● **Work required**: Will you output all of the data below exactly, omitting the images?

Available data start

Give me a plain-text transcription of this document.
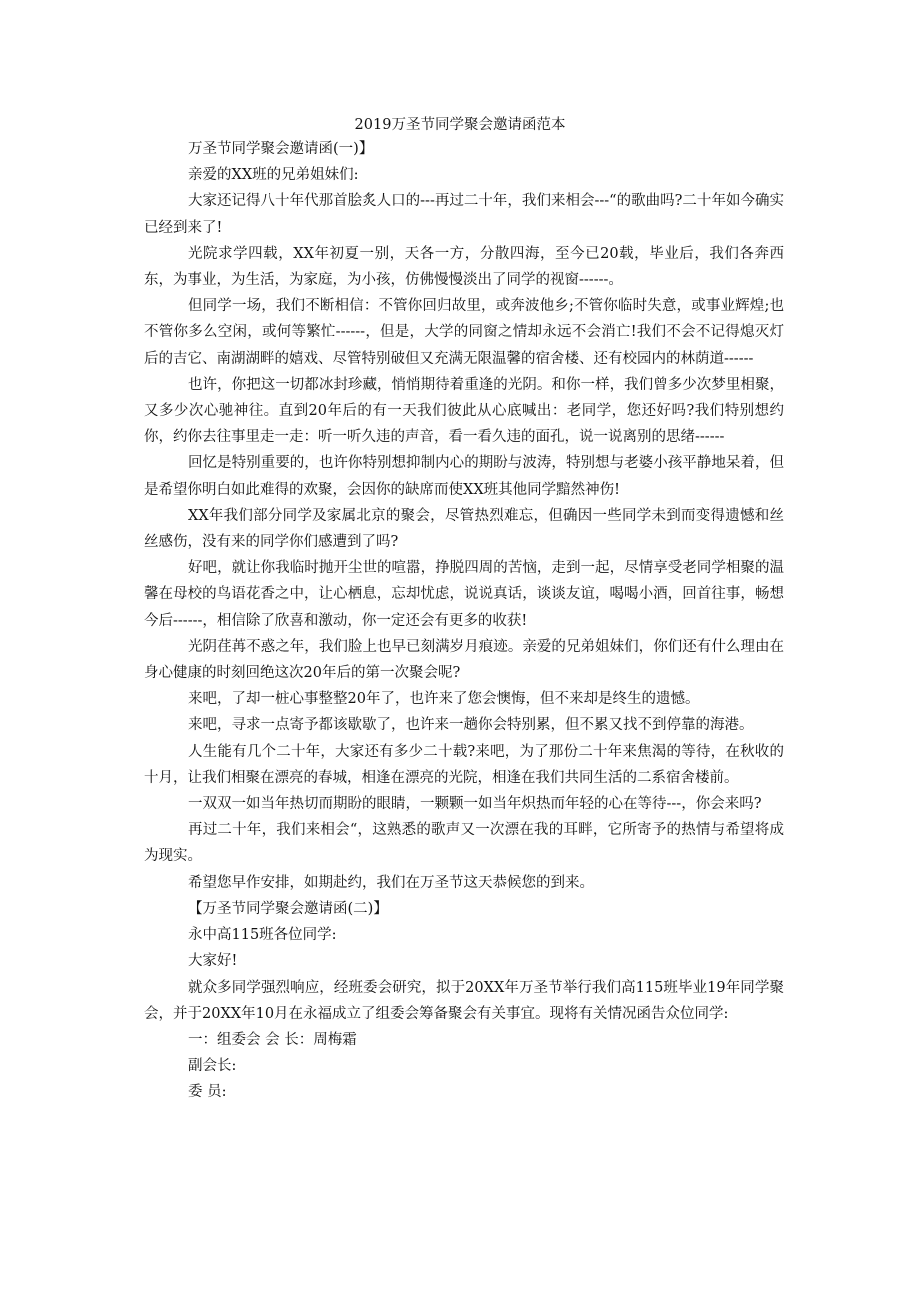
2019万圣节同学聚会邀请函范本

万圣节同学聚会邀请函(一)】

亲爱的XX班的兄弟姐妹们:

大家还记得八十年代那首脍炙人口的---再过二十年，我们来相会---“的歌曲吗?二十年如今确实已经到来了!

光院求学四载，XX年初夏一别，天各一方，分散四海，至今已20载，毕业后，我们各奔西东，为事业，为生活，为家庭，为小孩，仿佛慢慢淡出了同学的视窗------。

但同学一场，我们不断相信：不管你回归故里，或奔波他乡;不管你临时失意，或事业辉煌;也不管你多么空闲，或何等繁忙------，但是，大学的同窗之情却永远不会消亡!我们不会不记得熄灭灯后的吉它、南湖湖畔的嬉戏、尽管特别破但又充满无限温馨的宿舍楼、还有校园内的林荫道------

也许，你把这一切都冰封珍藏，悄悄期待着重逢的光阴。和你一样，我们曾多少次梦里相聚，又多少次心驰神往。直到20年后的有一天我们彼此从心底喊出：老同学，您还好吗?我们特别想约你，约你去往事里走一走：听一听久违的声音，看一看久违的面孔，说一说离别的思绪------

回忆是特别重要的，也许你特别想抑制内心的期盼与波涛，特别想与老婆小孩平静地呆着，但是希望你明白如此难得的欢聚，会因你的缺席而使XX班其他同学黯然神伤!

XX年我们部分同学及家属北京的聚会，尽管热烈难忘，但确因一些同学未到而变得遗憾和丝丝感伤，没有来的同学你们感遭到了吗?

好吧，就让你我临时抛开尘世的喧嚣，挣脱四周的苦恼，走到一起，尽情享受老同学相聚的温馨在母校的鸟语花香之中，让心栖息，忘却忧虑，说说真话，谈谈友谊，喝喝小酒，回首往事，畅想今后------，相信除了欣喜和激动，你一定还会有更多的收获!

光阴荏苒不惑之年，我们脸上也早已刻满岁月痕迹。亲爱的兄弟姐妹们，你们还有什么理由在身心健康的时刻回绝这次20年后的第一次聚会呢?

来吧，了却一桩心事整整20年了，也许来了您会懊悔，但不来却是终生的遗憾。

来吧，寻求一点寄予都该歇歇了，也许来一趟你会特别累，但不累又找不到停靠的海港。

人生能有几个二十年，大家还有多少二十载?来吧，为了那份二十年来焦渴的等待，在秋收的十月，让我们相聚在漂亮的春城，相逢在漂亮的光院，相逢在我们共同生活的二系宿舍楼前。

一双双一如当年热切而期盼的眼睛，一颗颗一如当年炽热而年轻的心在等待---，你会来吗?

再过二十年，我们来相会“，这熟悉的歌声又一次漂在我的耳畔，它所寄予的热情与希望将成为现实。

希望您早作安排，如期赴约，我们在万圣节这天恭候您的到来。

【万圣节同学聚会邀请函(二)】

永中高115班各位同学:

大家好!

就众多同学强烈响应，经班委会研究，拟于20XX年万圣节举行我们高115班毕业19年同学聚会，并于20XX年10月在永福成立了组委会筹备聚会有关事宜。现将有关情况函告众位同学:

一：组委会 会 长：周梅霜

副会长:

委 员:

Available data end

● **Answer to the exercise**:
Give me a plain-text transcription of this document.
2019万圣节同学聚会邀请函范本

万圣节同学聚会邀请函(一)】

亲爱的XX班的兄弟姐妹们:

大家还记得八十年代那首脍炙人口的---再过二十年，我们来相会---“的歌曲吗?二十年如今确实已经到来了!

光院求学四载，XX年初夏一别，天各一方，分散四海，至今已20载，毕业后，我们各奔西东，为事业，为生活，为家庭，为小孩，仿佛慢慢淡出了同学的视窗------。

但同学一场，我们不断相信：不管你回归故里，或奔波他乡;不管你临时失意，或事业辉煌;也不管你多么空闲，或何等繁忙------，但是，大学的同窗之情却永远不会消亡!我们不会不记得熄灭灯后的吉它、南湖湖畔的嬉戏、尽管特别破但又充满无限温馨的宿舍楼、还有校园内的林荫道------

也许，你把这一切都冰封珍藏，悄悄期待着重逢的光阴。和你一样，我们曾多少次梦里相聚，又多少次心驰神往。直到20年后的有一天我们彼此从心底喊出：老同学，您还好吗?我们特别想约你，约你去往事里走一走：听一听久违的声音，看一看久违的面孔，说一说离别的思绪------

回忆是特别重要的，也许你特别想抑制内心的期盼与波涛，特别想与老婆小孩平静地呆着，但是希望你明白如此难得的欢聚，会因你的缺席而使XX班其他同学黯然神伤!

XX年我们部分同学及家属北京的聚会，尽管热烈难忘，但确因一些同学未到而变得遗憾和丝丝感伤，没有来的同学你们感遭到了吗?

好吧，就让你我临时抛开尘世的喧嚣，挣脱四周的苦恼，走到一起，尽情享受老同学相聚的温馨在母校的鸟语花香之中，让心栖息，忘却忧虑，说说真话，谈谈友谊，喝喝小酒，回首往事，畅想今后------，相信除了欣喜和激动，你一定还会有更多的收获!

光阴荏苒不惑之年，我们脸上也早已刻满岁月痕迹。亲爱的兄弟姐妹们，你们还有什么理由在身心健康的时刻回绝这次20年后的第一次聚会呢?

来吧，了却一桩心事整整20年了，也许来了您会懊悔，但不来却是终生的遗憾。

来吧，寻求一点寄予都该歇歇了，也许来一趟你会特别累，但不累又找不到停靠的海港。

人生能有几个二十年，大家还有多少二十载?来吧，为了那份二十年来焦渴的等待，在秋收的十月，让我们相聚在漂亮的春城，相逢在漂亮的光院，相逢在我们共同生活的二系宿舍楼前。

一双双一如当年热切而期盼的眼睛，一颗颗一如当年炽热而年轻的心在等待---，你会来吗?

再过二十年，我们来相会“，这熟悉的歌声又一次漂在我的耳畔，它所寄予的热情与希望将成为现实。

希望您早作安排，如期赴约，我们在万圣节这天恭候您的到来。

【万圣节同学聚会邀请函(二)】

永中高115班各位同学:

大家好!

就众多同学强烈响应，经班委会研究，拟于20XX年万圣节举行我们高115班毕业19年同学聚会，并于20XX年10月在永福成立了组委会筹备聚会有关事宜。现将有关情况函告众位同学:

一：组委会 会 长：周梅霜

副会长:

委 员:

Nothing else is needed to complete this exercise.